_AVAILABLE DATA_:
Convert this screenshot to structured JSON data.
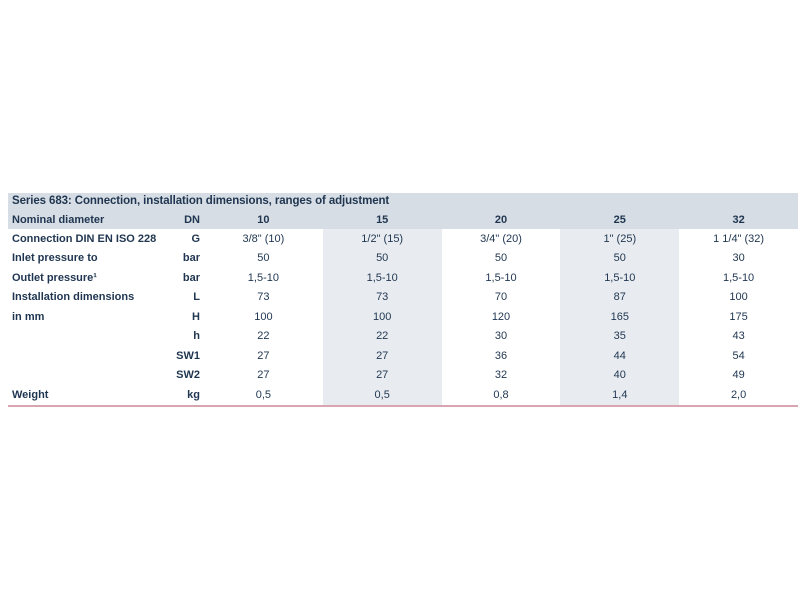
{
  "title": "Series 683: Connection, installation dimensions, ranges of adjustment",
  "rows": [
    {
      "label": "Nominal diameter",
      "unit": "DN",
      "values": [
        "10",
        "15",
        "20",
        "25",
        "32"
      ]
    },
    {
      "label": "Connection DIN EN ISO 228",
      "unit": "G",
      "values": [
        "3/8\" (10)",
        "1/2\" (15)",
        "3/4\" (20)",
        "1\" (25)",
        "1 1/4\" (32)"
      ]
    },
    {
      "label": "Inlet pressure to",
      "unit": "bar",
      "values": [
        "50",
        "50",
        "50",
        "50",
        "30"
      ]
    },
    {
      "label": "Outlet pressure¹",
      "unit": "bar",
      "values": [
        "1,5-10",
        "1,5-10",
        "1,5-10",
        "1,5-10",
        "1,5-10"
      ]
    },
    {
      "label": "Installation dimensions",
      "unit": "L",
      "values": [
        "73",
        "73",
        "70",
        "87",
        "100"
      ]
    },
    {
      "label": "in mm",
      "unit": "H",
      "values": [
        "100",
        "100",
        "120",
        "165",
        "175"
      ]
    },
    {
      "label": "",
      "unit": "h",
      "values": [
        "22",
        "22",
        "30",
        "35",
        "43"
      ]
    },
    {
      "label": "",
      "unit": "SW1",
      "values": [
        "27",
        "27",
        "36",
        "44",
        "54"
      ]
    },
    {
      "label": "",
      "unit": "SW2",
      "values": [
        "27",
        "27",
        "32",
        "40",
        "49"
      ]
    },
    {
      "label": "Weight",
      "unit": "kg",
      "values": [
        "0,5",
        "0,5",
        "0,8",
        "1,4",
        "2,0"
      ]
    }
  ],
  "colors": {
    "header_bg": "#d6dde4",
    "shade_bg": "#e8ecf0",
    "text": "#1f3550",
    "rule": "#d7a6b0"
  }
}
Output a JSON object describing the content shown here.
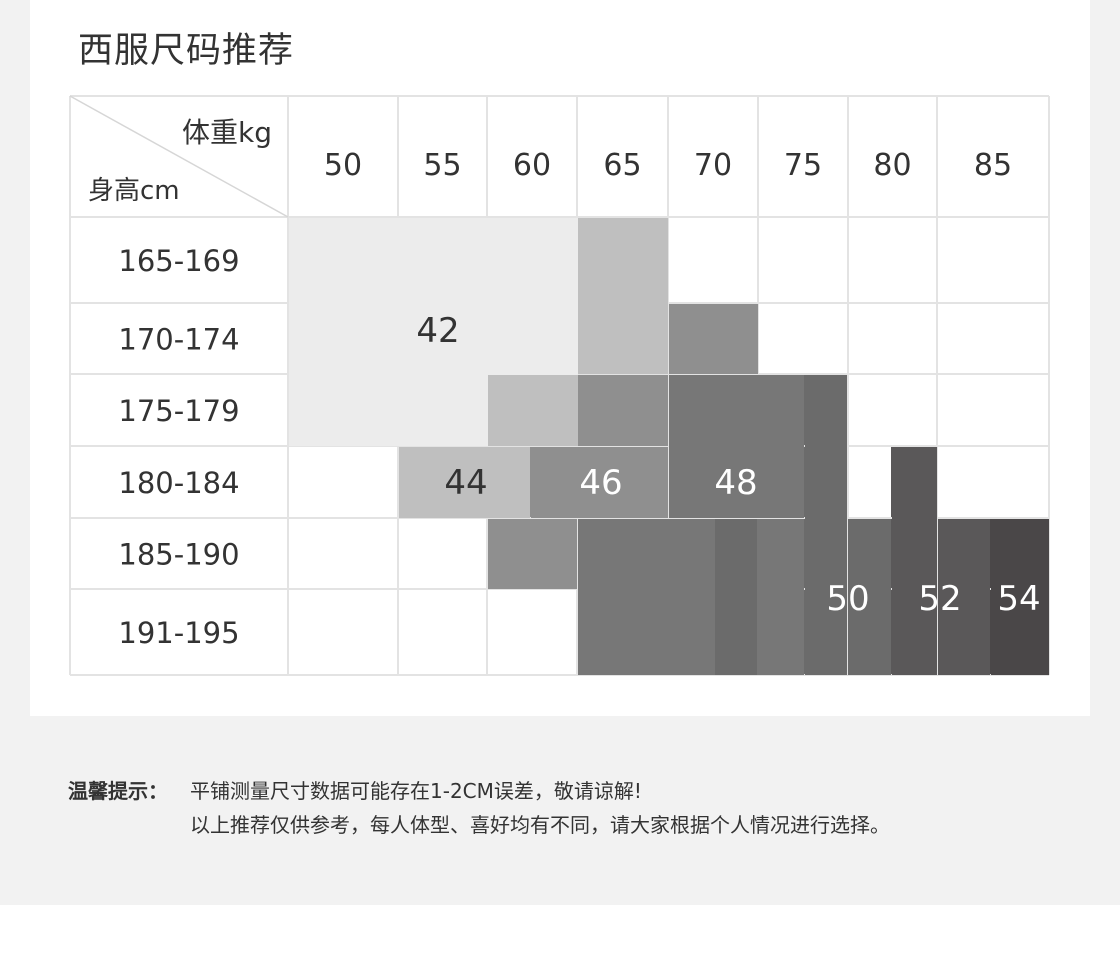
{
  "title": "西服尺码推荐",
  "chart_data": {
    "type": "table",
    "header_top": "体重kg",
    "header_bottom": "身高cm",
    "weights": [
      "50",
      "55",
      "60",
      "65",
      "70",
      "75",
      "80",
      "85"
    ],
    "heights": [
      "165-169",
      "170-174",
      "175-179",
      "180-184",
      "185-190",
      "191-195"
    ],
    "sizes": [
      {
        "label": "42",
        "color": "#ececec",
        "text_color": "#333333"
      },
      {
        "label": "44",
        "color": "#bfbfbf",
        "text_color": "#333333"
      },
      {
        "label": "46",
        "color": "#8f8f8f",
        "text_color": "#ffffff"
      },
      {
        "label": "48",
        "color": "#777777",
        "text_color": "#ffffff"
      },
      {
        "label": "50",
        "color": "#6b6b6b",
        "text_color": "#ffffff"
      },
      {
        "label": "52",
        "color": "#5a5859",
        "text_color": "#ffffff"
      },
      {
        "label": "54",
        "color": "#4a4748",
        "text_color": "#ffffff"
      }
    ],
    "grid_color": "#e3e3e3"
  },
  "notes": {
    "label": "温馨提示：",
    "line1": "平铺测量尺寸数据可能存在1-2CM误差，敬请谅解!",
    "line2": "以上推荐仅供参考，每人体型、喜好均有不同，请大家根据个人情况进行选择。"
  }
}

_WHAT TO PRODUCE_:
Say how many lines of the data include the word "JSON". Respond with the number alone.

_EXERCISE RESPONSE_:
2